## Start Data provided

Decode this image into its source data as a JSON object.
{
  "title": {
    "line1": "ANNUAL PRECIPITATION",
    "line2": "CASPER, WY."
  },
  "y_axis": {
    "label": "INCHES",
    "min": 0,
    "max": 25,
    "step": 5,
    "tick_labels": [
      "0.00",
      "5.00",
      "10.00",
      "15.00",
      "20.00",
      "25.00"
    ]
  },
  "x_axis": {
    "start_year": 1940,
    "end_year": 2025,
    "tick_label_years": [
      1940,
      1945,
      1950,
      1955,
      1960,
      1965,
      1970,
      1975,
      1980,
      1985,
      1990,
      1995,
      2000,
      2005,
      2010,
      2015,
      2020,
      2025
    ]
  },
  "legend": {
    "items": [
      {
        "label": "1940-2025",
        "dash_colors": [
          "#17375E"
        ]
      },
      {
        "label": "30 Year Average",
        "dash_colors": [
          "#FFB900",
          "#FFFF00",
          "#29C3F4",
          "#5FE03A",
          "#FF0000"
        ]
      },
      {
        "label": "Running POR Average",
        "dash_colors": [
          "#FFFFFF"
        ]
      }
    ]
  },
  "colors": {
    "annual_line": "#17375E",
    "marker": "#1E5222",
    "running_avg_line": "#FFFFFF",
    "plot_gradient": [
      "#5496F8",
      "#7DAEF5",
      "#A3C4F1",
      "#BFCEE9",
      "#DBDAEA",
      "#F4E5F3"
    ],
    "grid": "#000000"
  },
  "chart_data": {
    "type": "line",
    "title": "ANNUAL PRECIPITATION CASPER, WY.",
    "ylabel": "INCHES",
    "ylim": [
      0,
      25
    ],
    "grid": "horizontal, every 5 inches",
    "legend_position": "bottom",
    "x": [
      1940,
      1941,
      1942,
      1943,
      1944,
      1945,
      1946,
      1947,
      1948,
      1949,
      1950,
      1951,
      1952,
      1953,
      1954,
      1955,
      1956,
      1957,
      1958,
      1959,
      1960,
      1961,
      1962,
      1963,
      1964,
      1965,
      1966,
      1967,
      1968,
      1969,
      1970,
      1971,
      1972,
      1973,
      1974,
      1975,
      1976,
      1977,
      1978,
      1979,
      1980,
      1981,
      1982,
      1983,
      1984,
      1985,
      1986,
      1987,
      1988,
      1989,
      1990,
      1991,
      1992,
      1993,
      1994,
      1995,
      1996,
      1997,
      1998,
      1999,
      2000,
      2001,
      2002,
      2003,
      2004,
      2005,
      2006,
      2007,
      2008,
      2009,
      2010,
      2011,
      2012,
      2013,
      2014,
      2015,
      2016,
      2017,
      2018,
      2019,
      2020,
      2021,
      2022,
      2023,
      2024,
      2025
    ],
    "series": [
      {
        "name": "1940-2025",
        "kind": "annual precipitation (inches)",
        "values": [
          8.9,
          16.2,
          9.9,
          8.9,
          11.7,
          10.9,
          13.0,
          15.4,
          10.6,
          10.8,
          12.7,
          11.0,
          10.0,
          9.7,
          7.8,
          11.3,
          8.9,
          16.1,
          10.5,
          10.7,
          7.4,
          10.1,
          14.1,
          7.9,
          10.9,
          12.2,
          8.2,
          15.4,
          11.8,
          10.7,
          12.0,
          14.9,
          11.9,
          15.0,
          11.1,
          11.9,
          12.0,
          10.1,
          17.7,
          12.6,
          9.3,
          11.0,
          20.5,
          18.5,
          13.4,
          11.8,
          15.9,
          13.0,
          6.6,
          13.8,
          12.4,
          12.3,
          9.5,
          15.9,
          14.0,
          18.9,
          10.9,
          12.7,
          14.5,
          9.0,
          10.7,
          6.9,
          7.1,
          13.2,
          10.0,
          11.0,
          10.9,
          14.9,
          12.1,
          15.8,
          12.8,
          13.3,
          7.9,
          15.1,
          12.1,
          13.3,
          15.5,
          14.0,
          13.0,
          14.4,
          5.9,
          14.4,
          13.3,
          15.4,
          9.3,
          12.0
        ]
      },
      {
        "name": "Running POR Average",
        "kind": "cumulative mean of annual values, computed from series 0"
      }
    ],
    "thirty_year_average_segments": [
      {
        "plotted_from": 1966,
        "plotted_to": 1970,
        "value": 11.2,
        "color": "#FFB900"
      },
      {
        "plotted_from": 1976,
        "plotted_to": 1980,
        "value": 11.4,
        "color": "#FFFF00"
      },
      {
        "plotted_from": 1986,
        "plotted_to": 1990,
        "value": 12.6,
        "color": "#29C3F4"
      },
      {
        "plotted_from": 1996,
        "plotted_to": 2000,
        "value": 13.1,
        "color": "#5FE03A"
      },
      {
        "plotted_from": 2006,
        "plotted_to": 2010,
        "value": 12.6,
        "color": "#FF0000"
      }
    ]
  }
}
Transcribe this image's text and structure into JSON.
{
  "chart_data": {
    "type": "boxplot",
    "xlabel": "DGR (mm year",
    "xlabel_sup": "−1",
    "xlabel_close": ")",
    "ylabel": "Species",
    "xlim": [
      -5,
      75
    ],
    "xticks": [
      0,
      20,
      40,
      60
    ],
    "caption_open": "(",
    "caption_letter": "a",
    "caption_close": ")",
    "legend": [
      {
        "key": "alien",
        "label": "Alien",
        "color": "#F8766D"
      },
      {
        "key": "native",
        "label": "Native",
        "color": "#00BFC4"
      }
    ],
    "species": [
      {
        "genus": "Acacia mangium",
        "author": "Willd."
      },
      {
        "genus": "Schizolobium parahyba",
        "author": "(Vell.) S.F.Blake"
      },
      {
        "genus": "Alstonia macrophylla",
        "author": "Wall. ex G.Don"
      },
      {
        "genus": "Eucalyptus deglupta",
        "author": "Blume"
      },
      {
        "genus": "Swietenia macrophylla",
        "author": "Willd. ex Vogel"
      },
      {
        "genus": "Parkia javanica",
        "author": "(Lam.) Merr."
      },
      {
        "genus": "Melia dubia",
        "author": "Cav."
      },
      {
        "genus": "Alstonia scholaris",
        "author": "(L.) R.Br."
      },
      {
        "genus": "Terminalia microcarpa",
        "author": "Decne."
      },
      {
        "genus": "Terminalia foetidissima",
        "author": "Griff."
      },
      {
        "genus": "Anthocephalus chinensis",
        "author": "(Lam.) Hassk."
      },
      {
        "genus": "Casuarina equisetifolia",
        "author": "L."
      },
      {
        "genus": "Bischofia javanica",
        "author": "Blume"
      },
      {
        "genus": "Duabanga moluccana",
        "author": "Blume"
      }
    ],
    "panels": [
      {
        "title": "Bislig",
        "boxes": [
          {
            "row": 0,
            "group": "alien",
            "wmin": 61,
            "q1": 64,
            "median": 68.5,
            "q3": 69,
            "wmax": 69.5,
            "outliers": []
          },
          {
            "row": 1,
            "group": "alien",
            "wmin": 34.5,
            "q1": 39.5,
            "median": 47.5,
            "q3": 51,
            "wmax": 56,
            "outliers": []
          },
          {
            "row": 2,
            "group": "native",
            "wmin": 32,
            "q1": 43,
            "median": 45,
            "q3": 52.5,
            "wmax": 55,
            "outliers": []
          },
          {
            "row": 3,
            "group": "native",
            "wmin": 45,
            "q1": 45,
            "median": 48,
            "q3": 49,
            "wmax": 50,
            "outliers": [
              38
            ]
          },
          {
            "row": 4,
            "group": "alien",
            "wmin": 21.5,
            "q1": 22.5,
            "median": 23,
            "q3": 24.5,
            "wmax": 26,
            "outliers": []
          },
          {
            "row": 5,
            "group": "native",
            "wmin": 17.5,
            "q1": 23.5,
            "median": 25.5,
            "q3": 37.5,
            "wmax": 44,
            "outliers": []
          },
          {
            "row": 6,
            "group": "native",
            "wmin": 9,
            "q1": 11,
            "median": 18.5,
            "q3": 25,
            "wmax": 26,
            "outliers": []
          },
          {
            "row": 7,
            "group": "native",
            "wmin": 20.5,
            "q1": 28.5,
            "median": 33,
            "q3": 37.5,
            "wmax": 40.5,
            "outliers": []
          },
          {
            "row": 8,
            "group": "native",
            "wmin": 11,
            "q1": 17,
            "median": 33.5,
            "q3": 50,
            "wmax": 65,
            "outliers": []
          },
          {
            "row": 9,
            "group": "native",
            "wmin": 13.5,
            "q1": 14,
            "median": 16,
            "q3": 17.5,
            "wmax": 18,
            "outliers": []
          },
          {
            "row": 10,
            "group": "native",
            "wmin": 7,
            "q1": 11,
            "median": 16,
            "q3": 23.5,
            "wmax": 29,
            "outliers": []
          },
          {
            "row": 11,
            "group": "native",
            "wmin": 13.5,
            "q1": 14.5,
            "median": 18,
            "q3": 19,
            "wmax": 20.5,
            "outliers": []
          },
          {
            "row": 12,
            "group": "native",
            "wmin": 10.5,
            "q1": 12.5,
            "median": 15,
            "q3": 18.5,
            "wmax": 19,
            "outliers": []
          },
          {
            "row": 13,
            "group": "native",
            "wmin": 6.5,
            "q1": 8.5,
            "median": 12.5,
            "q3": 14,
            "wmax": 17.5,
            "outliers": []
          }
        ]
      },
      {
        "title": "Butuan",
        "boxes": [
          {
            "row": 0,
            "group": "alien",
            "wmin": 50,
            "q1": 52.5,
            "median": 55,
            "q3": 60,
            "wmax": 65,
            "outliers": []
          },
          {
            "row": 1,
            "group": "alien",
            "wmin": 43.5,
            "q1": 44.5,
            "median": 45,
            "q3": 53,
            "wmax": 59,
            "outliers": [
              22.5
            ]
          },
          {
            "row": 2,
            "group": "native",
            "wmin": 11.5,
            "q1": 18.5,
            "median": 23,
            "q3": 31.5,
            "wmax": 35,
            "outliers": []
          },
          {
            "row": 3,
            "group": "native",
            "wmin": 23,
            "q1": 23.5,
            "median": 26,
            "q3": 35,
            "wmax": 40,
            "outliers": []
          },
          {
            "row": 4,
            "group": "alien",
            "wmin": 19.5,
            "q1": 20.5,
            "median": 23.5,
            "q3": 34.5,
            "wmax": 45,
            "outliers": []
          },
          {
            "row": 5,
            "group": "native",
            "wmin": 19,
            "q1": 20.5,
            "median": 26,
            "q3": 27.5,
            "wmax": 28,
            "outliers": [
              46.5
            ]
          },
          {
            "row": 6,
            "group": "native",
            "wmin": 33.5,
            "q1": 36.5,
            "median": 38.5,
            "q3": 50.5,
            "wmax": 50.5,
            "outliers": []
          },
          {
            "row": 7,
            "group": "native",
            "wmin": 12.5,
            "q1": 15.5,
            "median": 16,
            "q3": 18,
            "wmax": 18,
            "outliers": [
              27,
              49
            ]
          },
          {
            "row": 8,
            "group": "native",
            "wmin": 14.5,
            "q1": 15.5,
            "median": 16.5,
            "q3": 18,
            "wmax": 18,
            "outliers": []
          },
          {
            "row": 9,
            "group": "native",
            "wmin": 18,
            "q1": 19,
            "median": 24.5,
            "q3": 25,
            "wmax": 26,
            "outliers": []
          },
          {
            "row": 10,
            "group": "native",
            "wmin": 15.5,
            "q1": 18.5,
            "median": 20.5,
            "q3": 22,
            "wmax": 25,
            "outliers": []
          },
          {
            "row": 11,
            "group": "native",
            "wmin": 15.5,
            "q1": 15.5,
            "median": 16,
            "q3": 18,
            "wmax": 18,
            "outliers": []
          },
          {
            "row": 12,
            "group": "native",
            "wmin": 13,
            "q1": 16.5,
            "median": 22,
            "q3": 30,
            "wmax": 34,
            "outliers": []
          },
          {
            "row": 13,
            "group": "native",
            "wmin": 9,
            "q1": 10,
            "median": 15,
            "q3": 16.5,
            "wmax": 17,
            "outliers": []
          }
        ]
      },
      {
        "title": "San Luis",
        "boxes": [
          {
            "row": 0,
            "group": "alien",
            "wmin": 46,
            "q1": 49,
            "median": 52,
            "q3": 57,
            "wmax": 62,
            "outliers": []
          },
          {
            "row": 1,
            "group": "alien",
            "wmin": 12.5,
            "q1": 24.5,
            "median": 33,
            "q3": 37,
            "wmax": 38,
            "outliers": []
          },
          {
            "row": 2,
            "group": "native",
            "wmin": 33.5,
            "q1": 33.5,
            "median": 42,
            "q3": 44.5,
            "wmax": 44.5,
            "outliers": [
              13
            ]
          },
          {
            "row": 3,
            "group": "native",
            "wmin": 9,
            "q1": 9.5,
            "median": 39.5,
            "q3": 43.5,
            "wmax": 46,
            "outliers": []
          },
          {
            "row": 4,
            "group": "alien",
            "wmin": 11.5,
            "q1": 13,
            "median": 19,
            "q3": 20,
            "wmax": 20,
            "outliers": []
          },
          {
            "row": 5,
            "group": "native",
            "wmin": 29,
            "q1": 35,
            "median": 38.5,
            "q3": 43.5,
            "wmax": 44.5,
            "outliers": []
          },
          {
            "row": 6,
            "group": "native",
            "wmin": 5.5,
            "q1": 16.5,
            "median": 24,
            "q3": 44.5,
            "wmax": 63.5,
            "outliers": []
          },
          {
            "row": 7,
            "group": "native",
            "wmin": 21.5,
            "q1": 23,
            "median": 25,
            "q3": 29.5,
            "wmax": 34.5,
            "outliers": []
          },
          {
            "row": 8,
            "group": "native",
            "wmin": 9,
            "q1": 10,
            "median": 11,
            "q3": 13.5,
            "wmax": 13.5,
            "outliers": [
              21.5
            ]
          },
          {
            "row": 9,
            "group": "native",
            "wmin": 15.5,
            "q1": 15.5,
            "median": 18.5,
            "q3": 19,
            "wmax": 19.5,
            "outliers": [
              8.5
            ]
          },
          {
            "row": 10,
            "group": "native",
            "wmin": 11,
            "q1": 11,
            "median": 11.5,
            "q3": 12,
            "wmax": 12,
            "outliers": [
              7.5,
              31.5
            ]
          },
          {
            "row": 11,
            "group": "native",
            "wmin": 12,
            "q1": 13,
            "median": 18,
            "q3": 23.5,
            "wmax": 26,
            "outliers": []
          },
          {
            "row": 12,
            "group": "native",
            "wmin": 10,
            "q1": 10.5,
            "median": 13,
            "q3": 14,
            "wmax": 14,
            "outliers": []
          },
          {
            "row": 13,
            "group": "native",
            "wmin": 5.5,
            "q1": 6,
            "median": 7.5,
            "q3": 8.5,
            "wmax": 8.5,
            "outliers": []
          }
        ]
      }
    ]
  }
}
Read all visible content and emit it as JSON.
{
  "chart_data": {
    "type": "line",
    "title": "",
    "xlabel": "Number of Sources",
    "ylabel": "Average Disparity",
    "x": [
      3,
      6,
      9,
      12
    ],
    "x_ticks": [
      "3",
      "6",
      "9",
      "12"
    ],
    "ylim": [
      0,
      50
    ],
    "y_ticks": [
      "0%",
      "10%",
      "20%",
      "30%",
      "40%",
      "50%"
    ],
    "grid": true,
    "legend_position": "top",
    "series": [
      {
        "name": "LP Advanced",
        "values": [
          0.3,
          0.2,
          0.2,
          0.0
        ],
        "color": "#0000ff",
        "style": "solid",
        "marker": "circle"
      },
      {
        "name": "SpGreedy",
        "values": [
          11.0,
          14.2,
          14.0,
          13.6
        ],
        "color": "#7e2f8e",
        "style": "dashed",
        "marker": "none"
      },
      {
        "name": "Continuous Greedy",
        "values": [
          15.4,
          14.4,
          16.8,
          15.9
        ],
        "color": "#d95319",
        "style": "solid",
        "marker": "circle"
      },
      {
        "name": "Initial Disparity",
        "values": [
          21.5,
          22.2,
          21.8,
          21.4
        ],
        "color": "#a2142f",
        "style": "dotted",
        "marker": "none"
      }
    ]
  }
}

## End Data provided

- Exercise goal
Search the data above for the string "ylabel" and return every line that has it.

- Answer in full
    "ylabel": "INCHES",
    "ylabel": "Species",
    "ylabel": "Average Disparity",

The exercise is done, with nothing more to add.